Print out the data precisely as it appears here, with no pictures.

(Items from a document page collection)
'''

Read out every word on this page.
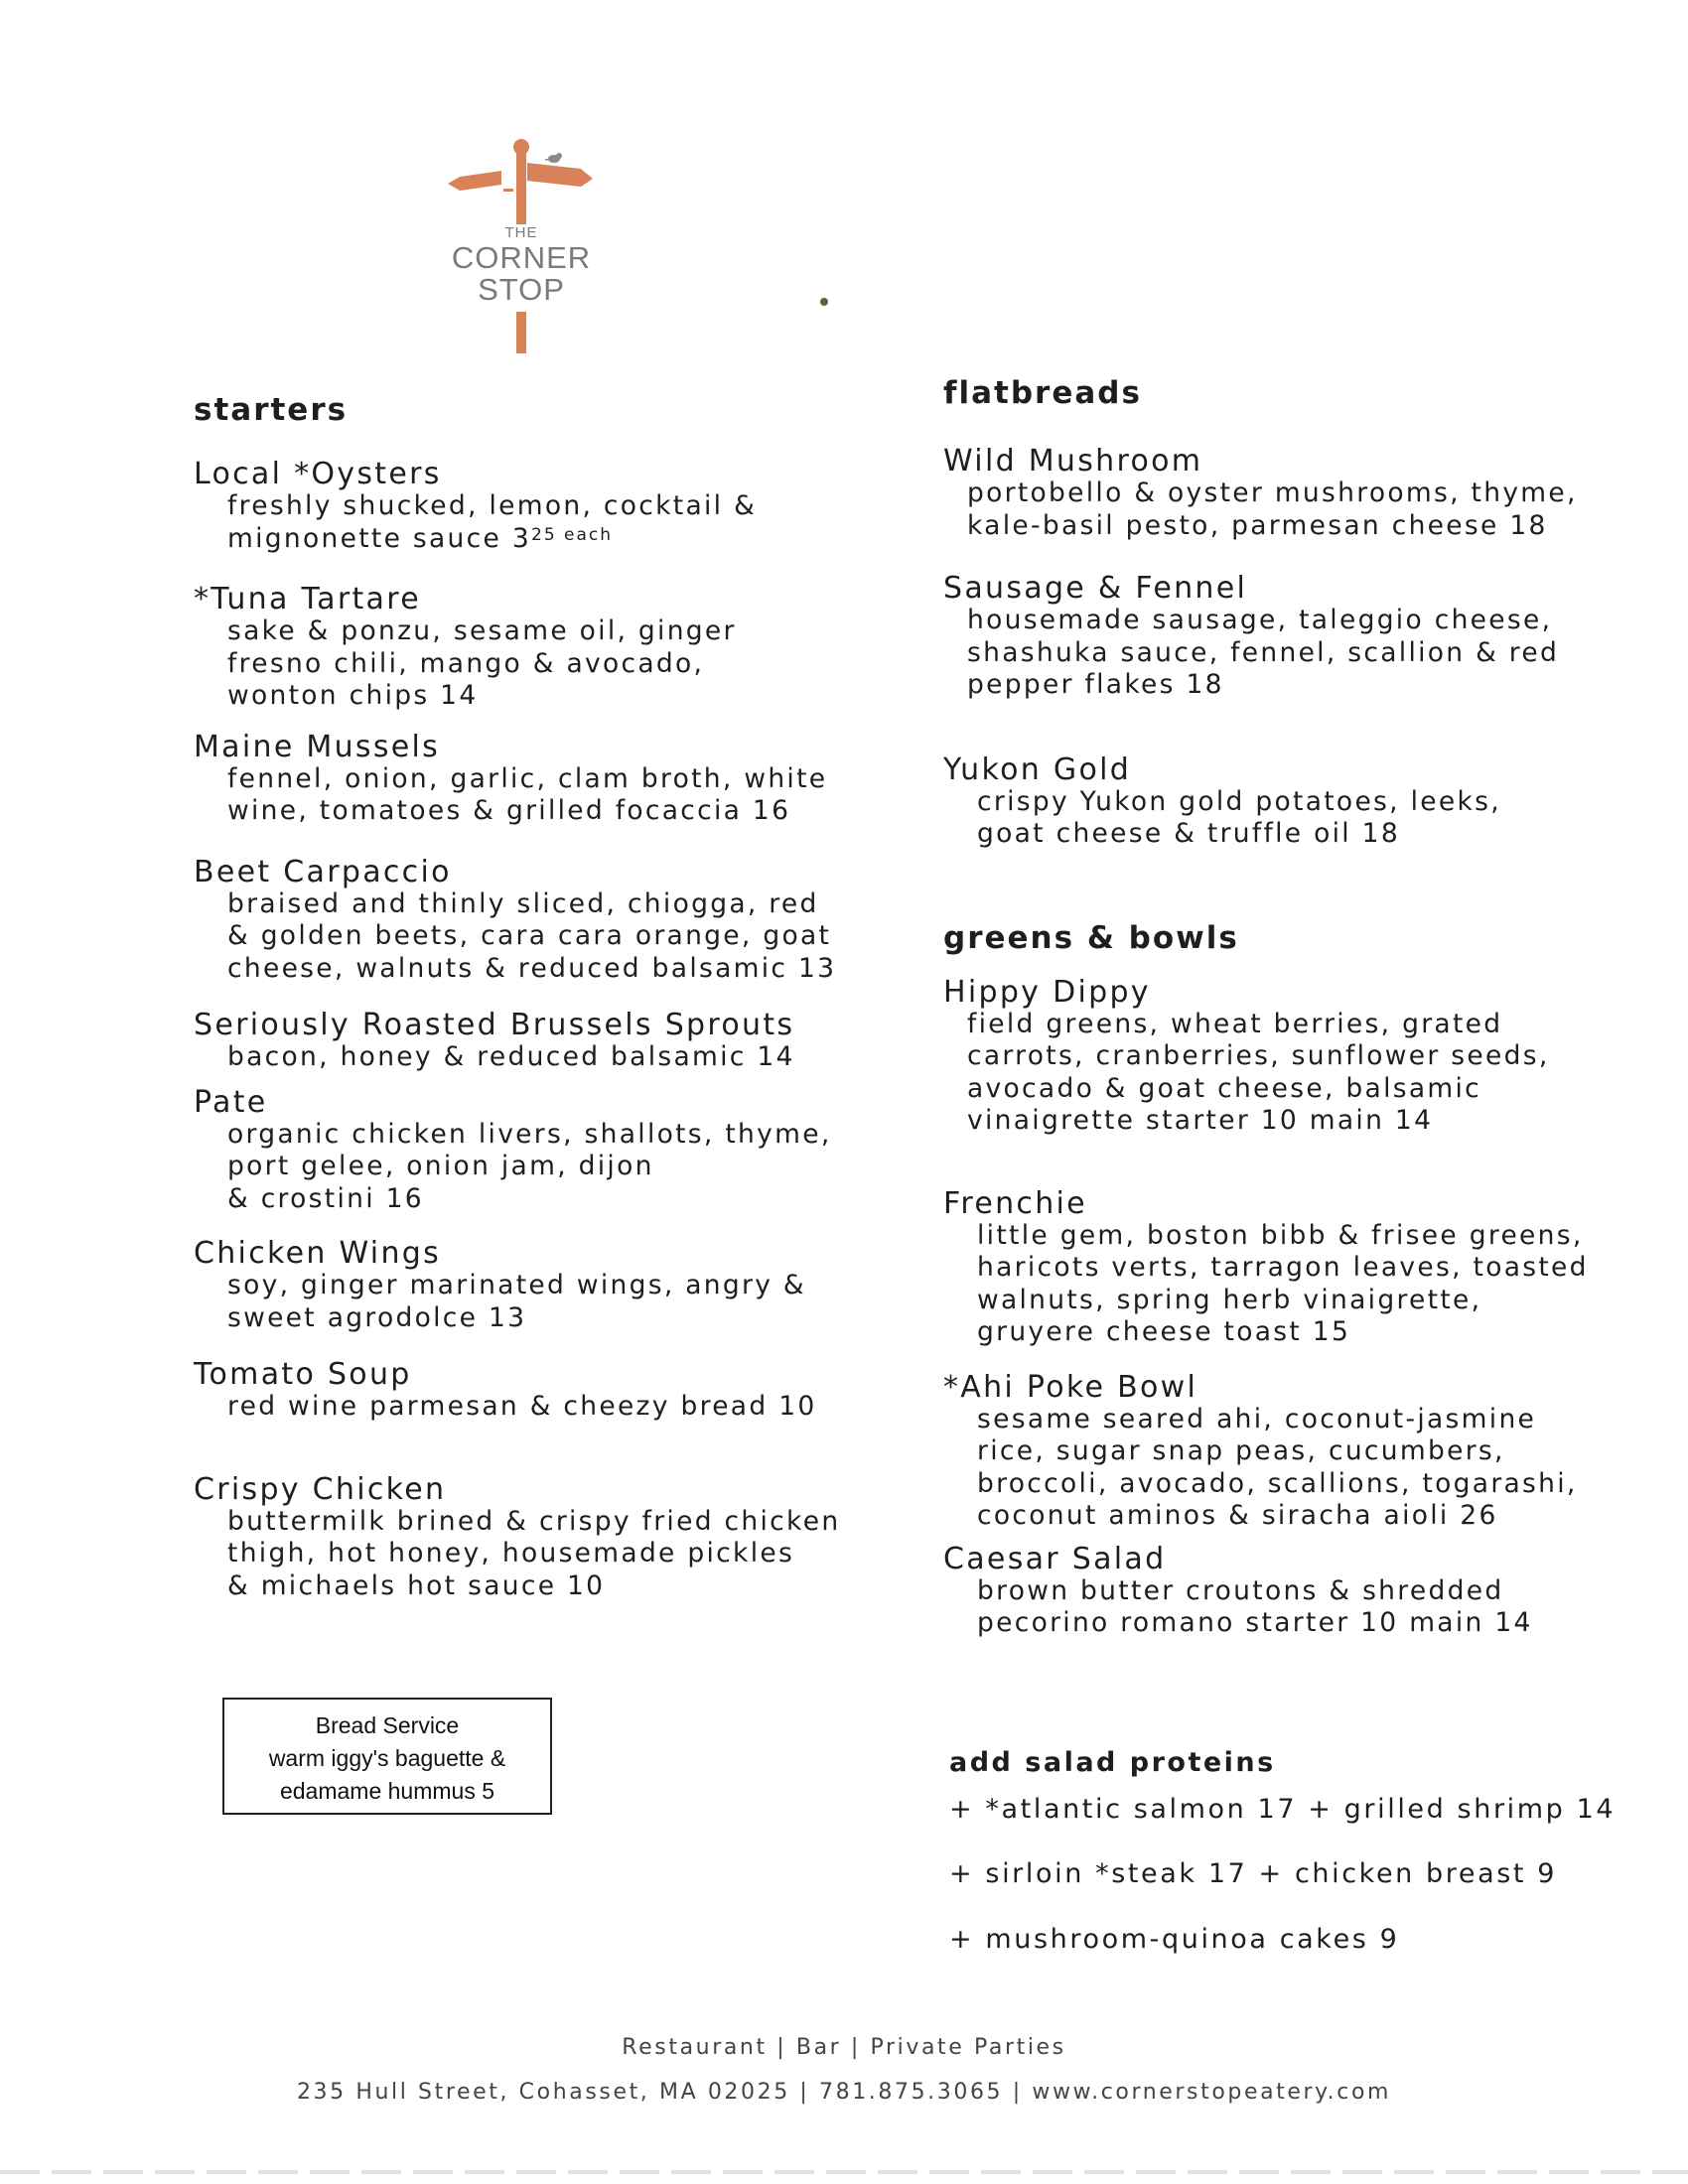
THE
CORNER
STOP
starters

Local *Oysters

freshly shucked, lemon, cocktail &

mignonette sauce $3^{25 each}$

*Tuna Tartare

sake & ponzu, sesame oil, ginger

fresno chili, mango & avocado,

wonton chips 14

Maine Mussels

fennel, onion, garlic, clam broth, white

wine, tomatoes & grilled focaccia 16

Beet Carpaccio

braised and thinly sliced, chiogga, red

& golden beets, cara cara orange, goat

cheese, walnuts & reduced balsamic 13

Seriously Roasted Brussels Sprouts

bacon, honey & reduced balsamic 14

Pate

organic chicken livers, shallots, thyme,

port gelee, onion jam, dijon

& crostini 16

Chicken Wings

soy, ginger marinated wings, angry &

sweet agrodolce 13

Tomato Soup

red wine parmesan & cheezy bread 10

Crispy Chicken

buttermilk brined & crispy fried chicken

thigh, hot honey, housemade pickles

& michaels hot sauce 10

Bread Service
warm iggy's baguette &
edamame hummus 5
flatbreads

Wild Mushroom

portobello & oyster mushrooms, thyme,

kale-basil pesto, parmesan cheese 18

Sausage & Fennel

housemade sausage, taleggio cheese,

shashuka sauce, fennel, scallion & red

pepper flakes 18

Yukon Gold

crispy Yukon gold potatoes, leeks,

goat cheese & truffle oil 18

greens & bowls

Hippy Dippy

field greens, wheat berries, grated

carrots, cranberries, sunflower seeds,

avocado & goat cheese, balsamic

vinaigrette starter 10 main 14

Frenchie

little gem, boston bibb & frisee greens,

haricots verts, tarragon leaves, toasted

walnuts, spring herb vinaigrette,

gruyere cheese toast 15

*Ahi Poke Bowl

sesame seared ahi, coconut-jasmine

rice, sugar snap peas, cucumbers,

broccoli, avocado, scallions, togarashi,

coconut aminos & siracha aioli 26

Caesar Salad

brown butter croutons & shredded

pecorino romano starter 10 main 14

add salad proteins

+ *atlantic salmon 17 + grilled shrimp 14

+ sirloin *steak 17 + chicken breast 9

+ mushroom-quinoa cakes 9

Restaurant | Bar | Private Parties
235 Hull Street, Cohasset, MA 02025 | 781.875.3065 | www.cornerstopeatery.com
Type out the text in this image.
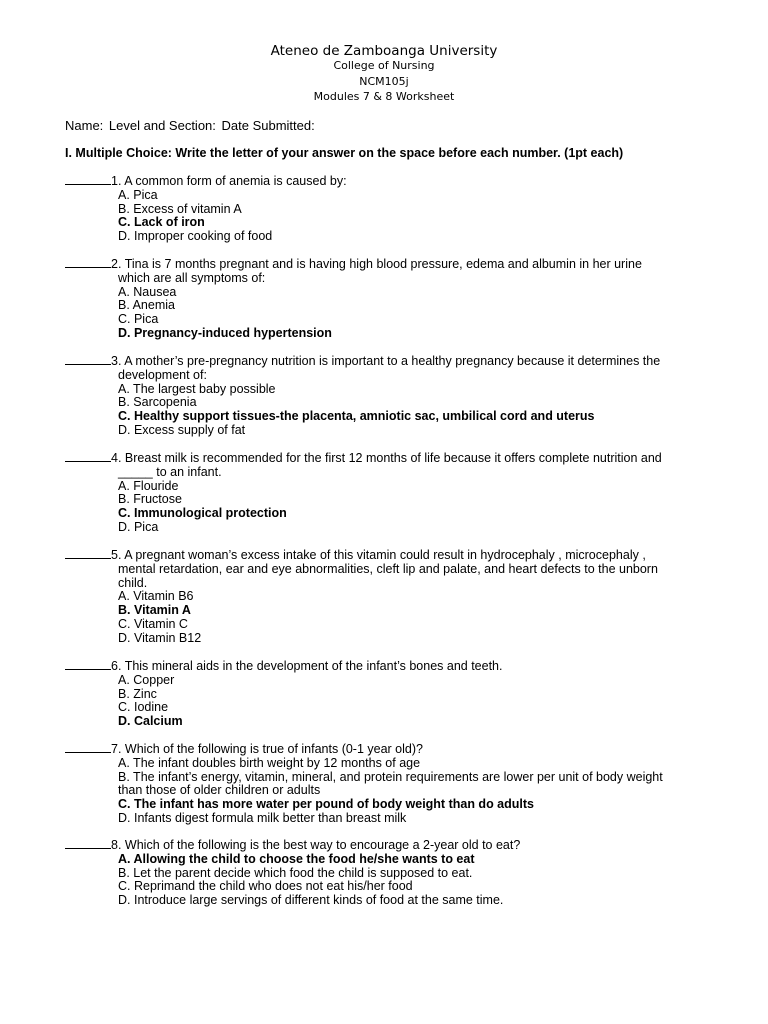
Ateneo de Zamboanga University
College of Nursing
NCM105j
Modules 7 & 8 Worksheet
Name: Level and Section: Date Submitted:
I. Multiple Choice: Write the letter of your answer on the space before each number. (1pt each)
1. A common form of anemia is caused by:
A. Pica
B. Excess of vitamin A
C. Lack of iron
D. Improper cooking of food
2. Tina is 7 months pregnant and is having high blood pressure, edema and albumin in her urine
which are all symptoms of:
A. Nausea
B. Anemia
C. Pica
D. Pregnancy-induced hypertension
3. A mother’s pre-pregnancy nutrition is important to a healthy pregnancy because it determines the
development of:
A. The largest baby possible
B. Sarcopenia
C. Healthy support tissues-the placenta, amniotic sac, umbilical cord and uterus
D. Excess supply of fat
4. Breast milk is recommended for the first 12 months of life because it offers complete nutrition and
_____ to an infant.
A. Flouride
B. Fructose
C. Immunological protection
D. Pica
5. A pregnant woman’s excess intake of this vitamin could result in hydrocephaly , microcephaly ,
mental retardation, ear and eye abnormalities, cleft lip and palate, and heart defects to the unborn
child.
A. Vitamin B6
B. Vitamin A
C. Vitamin C
D. Vitamin B12
6. This mineral aids in the development of the infant’s bones and teeth.
A. Copper
B. Zinc
C. Iodine
D. Calcium
7. Which of the following is true of infants (0-1 year old)?
A. The infant doubles birth weight by 12 months of age
B. The infant’s energy, vitamin, mineral, and protein requirements are lower per unit of body weight
than those of older children or adults
C. The infant has more water per pound of body weight than do adults
D. Infants digest formula milk better than breast milk
8. Which of the following is the best way to encourage a 2-year old to eat?
A. Allowing the child to choose the food he/she wants to eat
B. Let the parent decide which food the child is supposed to eat.
C. Reprimand the child who does not eat his/her food
D. Introduce large servings of different kinds of food at the same time.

'''

» Output
Read out every word on this page.
THE
CORNER
STOP
starters

Local *Oysters

freshly shucked, lemon, cocktail &

mignonette sauce $3^{25 each}$

*Tuna Tartare

sake & ponzu, sesame oil, ginger

fresno chili, mango & avocado,

wonton chips 14

Maine Mussels

fennel, onion, garlic, clam broth, white

wine, tomatoes & grilled focaccia 16

Beet Carpaccio

braised and thinly sliced, chiogga, red

& golden beets, cara cara orange, goat

cheese, walnuts & reduced balsamic 13

Seriously Roasted Brussels Sprouts

bacon, honey & reduced balsamic 14

Pate

organic chicken livers, shallots, thyme,

port gelee, onion jam, dijon

& crostini 16

Chicken Wings

soy, ginger marinated wings, angry &

sweet agrodolce 13

Tomato Soup

red wine parmesan & cheezy bread 10

Crispy Chicken

buttermilk brined & crispy fried chicken

thigh, hot honey, housemade pickles

& michaels hot sauce 10

Bread Service
warm iggy's baguette &
edamame hummus 5
flatbreads

Wild Mushroom

portobello & oyster mushrooms, thyme,

kale-basil pesto, parmesan cheese 18

Sausage & Fennel

housemade sausage, taleggio cheese,

shashuka sauce, fennel, scallion & red

pepper flakes 18

Yukon Gold

crispy Yukon gold potatoes, leeks,

goat cheese & truffle oil 18

greens & bowls

Hippy Dippy

field greens, wheat berries, grated

carrots, cranberries, sunflower seeds,

avocado & goat cheese, balsamic

vinaigrette starter 10 main 14

Frenchie

little gem, boston bibb & frisee greens,

haricots verts, tarragon leaves, toasted

walnuts, spring herb vinaigrette,

gruyere cheese toast 15

*Ahi Poke Bowl

sesame seared ahi, coconut-jasmine

rice, sugar snap peas, cucumbers,

broccoli, avocado, scallions, togarashi,

coconut aminos & siracha aioli 26

Caesar Salad

brown butter croutons & shredded

pecorino romano starter 10 main 14

add salad proteins

+ *atlantic salmon 17 + grilled shrimp 14

+ sirloin *steak 17 + chicken breast 9

+ mushroom-quinoa cakes 9

Restaurant | Bar | Private Parties
235 Hull Street, Cohasset, MA 02025 | 781.875.3065 | www.cornerstopeatery.com
Type out the text in this image.
Ateneo de Zamboanga University
College of Nursing
NCM105j
Modules 7 & 8 Worksheet
Name: Level and Section: Date Submitted:
I. Multiple Choice: Write the letter of your answer on the space before each number. (1pt each)
1. A common form of anemia is caused by:
A. Pica
B. Excess of vitamin A
C. Lack of iron
D. Improper cooking of food
2. Tina is 7 months pregnant and is having high blood pressure, edema and albumin in her urine
which are all symptoms of:
A. Nausea
B. Anemia
C. Pica
D. Pregnancy-induced hypertension
3. A mother’s pre-pregnancy nutrition is important to a healthy pregnancy because it determines the
development of:
A. The largest baby possible
B. Sarcopenia
C. Healthy support tissues-the placenta, amniotic sac, umbilical cord and uterus
D. Excess supply of fat
4. Breast milk is recommended for the first 12 months of life because it offers complete nutrition and
_____ to an infant.
A. Flouride
B. Fructose
C. Immunological protection
D. Pica
5. A pregnant woman’s excess intake of this vitamin could result in hydrocephaly , microcephaly ,
mental retardation, ear and eye abnormalities, cleft lip and palate, and heart defects to the unborn
child.
A. Vitamin B6
B. Vitamin A
C. Vitamin C
D. Vitamin B12
6. This mineral aids in the development of the infant’s bones and teeth.
A. Copper
B. Zinc
C. Iodine
D. Calcium
7. Which of the following is true of infants (0-1 year old)?
A. The infant doubles birth weight by 12 months of age
B. The infant’s energy, vitamin, mineral, and protein requirements are lower per unit of body weight
than those of older children or adults
C. The infant has more water per pound of body weight than do adults
D. Infants digest formula milk better than breast milk
8. Which of the following is the best way to encourage a 2-year old to eat?
A. Allowing the child to choose the food he/she wants to eat
B. Let the parent decide which food the child is supposed to eat.
C. Reprimand the child who does not eat his/her food
D. Introduce large servings of different kinds of food at the same time.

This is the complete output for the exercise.